--- begin Material ---

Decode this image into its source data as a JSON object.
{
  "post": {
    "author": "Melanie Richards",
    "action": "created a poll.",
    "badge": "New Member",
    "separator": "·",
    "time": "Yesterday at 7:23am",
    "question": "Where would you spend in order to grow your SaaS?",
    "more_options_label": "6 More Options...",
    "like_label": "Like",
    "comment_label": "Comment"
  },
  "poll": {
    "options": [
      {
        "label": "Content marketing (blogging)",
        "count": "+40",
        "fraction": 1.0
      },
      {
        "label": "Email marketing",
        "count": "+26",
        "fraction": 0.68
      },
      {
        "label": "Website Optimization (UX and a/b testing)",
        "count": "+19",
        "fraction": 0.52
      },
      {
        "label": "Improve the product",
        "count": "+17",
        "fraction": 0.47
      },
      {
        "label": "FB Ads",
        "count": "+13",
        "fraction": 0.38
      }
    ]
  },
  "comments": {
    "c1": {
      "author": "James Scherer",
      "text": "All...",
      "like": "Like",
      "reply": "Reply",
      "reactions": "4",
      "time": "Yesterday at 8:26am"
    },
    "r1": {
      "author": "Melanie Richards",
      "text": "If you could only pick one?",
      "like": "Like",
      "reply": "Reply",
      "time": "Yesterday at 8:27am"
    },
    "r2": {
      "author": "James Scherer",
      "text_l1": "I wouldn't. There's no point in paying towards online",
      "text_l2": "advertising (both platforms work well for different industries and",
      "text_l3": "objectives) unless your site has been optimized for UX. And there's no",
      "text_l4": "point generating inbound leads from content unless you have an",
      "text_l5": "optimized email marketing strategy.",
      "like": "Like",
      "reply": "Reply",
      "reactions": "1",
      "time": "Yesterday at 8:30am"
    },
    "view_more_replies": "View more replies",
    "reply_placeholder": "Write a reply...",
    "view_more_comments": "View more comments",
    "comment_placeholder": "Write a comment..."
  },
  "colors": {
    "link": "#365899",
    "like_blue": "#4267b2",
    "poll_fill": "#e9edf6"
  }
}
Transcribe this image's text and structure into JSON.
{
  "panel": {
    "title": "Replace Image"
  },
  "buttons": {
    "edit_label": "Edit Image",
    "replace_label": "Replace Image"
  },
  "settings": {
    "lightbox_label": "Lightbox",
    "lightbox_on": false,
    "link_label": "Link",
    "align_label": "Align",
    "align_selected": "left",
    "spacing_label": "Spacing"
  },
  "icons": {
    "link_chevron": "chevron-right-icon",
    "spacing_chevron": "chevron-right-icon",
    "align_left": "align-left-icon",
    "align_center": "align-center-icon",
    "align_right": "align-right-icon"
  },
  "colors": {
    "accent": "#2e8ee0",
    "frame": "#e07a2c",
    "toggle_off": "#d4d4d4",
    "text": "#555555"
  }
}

--- end Material ---

What is asked -> Give back all the records exactly as they stand.

Expected answer ->
Decode this image into its source data as a JSON object.
{
  "post": {
    "author": "Melanie Richards",
    "action": "created a poll.",
    "badge": "New Member",
    "separator": "·",
    "time": "Yesterday at 7:23am",
    "question": "Where would you spend in order to grow your SaaS?",
    "more_options_label": "6 More Options...",
    "like_label": "Like",
    "comment_label": "Comment"
  },
  "poll": {
    "options": [
      {
        "label": "Content marketing (blogging)",
        "count": "+40",
        "fraction": 1.0
      },
      {
        "label": "Email marketing",
        "count": "+26",
        "fraction": 0.68
      },
      {
        "label": "Website Optimization (UX and a/b testing)",
        "count": "+19",
        "fraction": 0.52
      },
      {
        "label": "Improve the product",
        "count": "+17",
        "fraction": 0.47
      },
      {
        "label": "FB Ads",
        "count": "+13",
        "fraction": 0.38
      }
    ]
  },
  "comments": {
    "c1": {
      "author": "James Scherer",
      "text": "All...",
      "like": "Like",
      "reply": "Reply",
      "reactions": "4",
      "time": "Yesterday at 8:26am"
    },
    "r1": {
      "author": "Melanie Richards",
      "text": "If you could only pick one?",
      "like": "Like",
      "reply": "Reply",
      "time": "Yesterday at 8:27am"
    },
    "r2": {
      "author": "James Scherer",
      "text_l1": "I wouldn't. There's no point in paying towards online",
      "text_l2": "advertising (both platforms work well for different industries and",
      "text_l3": "objectives) unless your site has been optimized for UX. And there's no",
      "text_l4": "point generating inbound leads from content unless you have an",
      "text_l5": "optimized email marketing strategy.",
      "like": "Like",
      "reply": "Reply",
      "reactions": "1",
      "time": "Yesterday at 8:30am"
    },
    "view_more_replies": "View more replies",
    "reply_placeholder": "Write a reply...",
    "view_more_comments": "View more comments",
    "comment_placeholder": "Write a comment..."
  },
  "colors": {
    "link": "#365899",
    "like_blue": "#4267b2",
    "poll_fill": "#e9edf6"
  }
}
Transcribe this image's text and structure into JSON.
{
  "panel": {
    "title": "Replace Image"
  },
  "buttons": {
    "edit_label": "Edit Image",
    "replace_label": "Replace Image"
  },
  "settings": {
    "lightbox_label": "Lightbox",
    "lightbox_on": false,
    "link_label": "Link",
    "align_label": "Align",
    "align_selected": "left",
    "spacing_label": "Spacing"
  },
  "icons": {
    "link_chevron": "chevron-right-icon",
    "spacing_chevron": "chevron-right-icon",
    "align_left": "align-left-icon",
    "align_center": "align-center-icon",
    "align_right": "align-right-icon"
  },
  "colors": {
    "accent": "#2e8ee0",
    "frame": "#e07a2c",
    "toggle_off": "#d4d4d4",
    "text": "#555555"
  }
}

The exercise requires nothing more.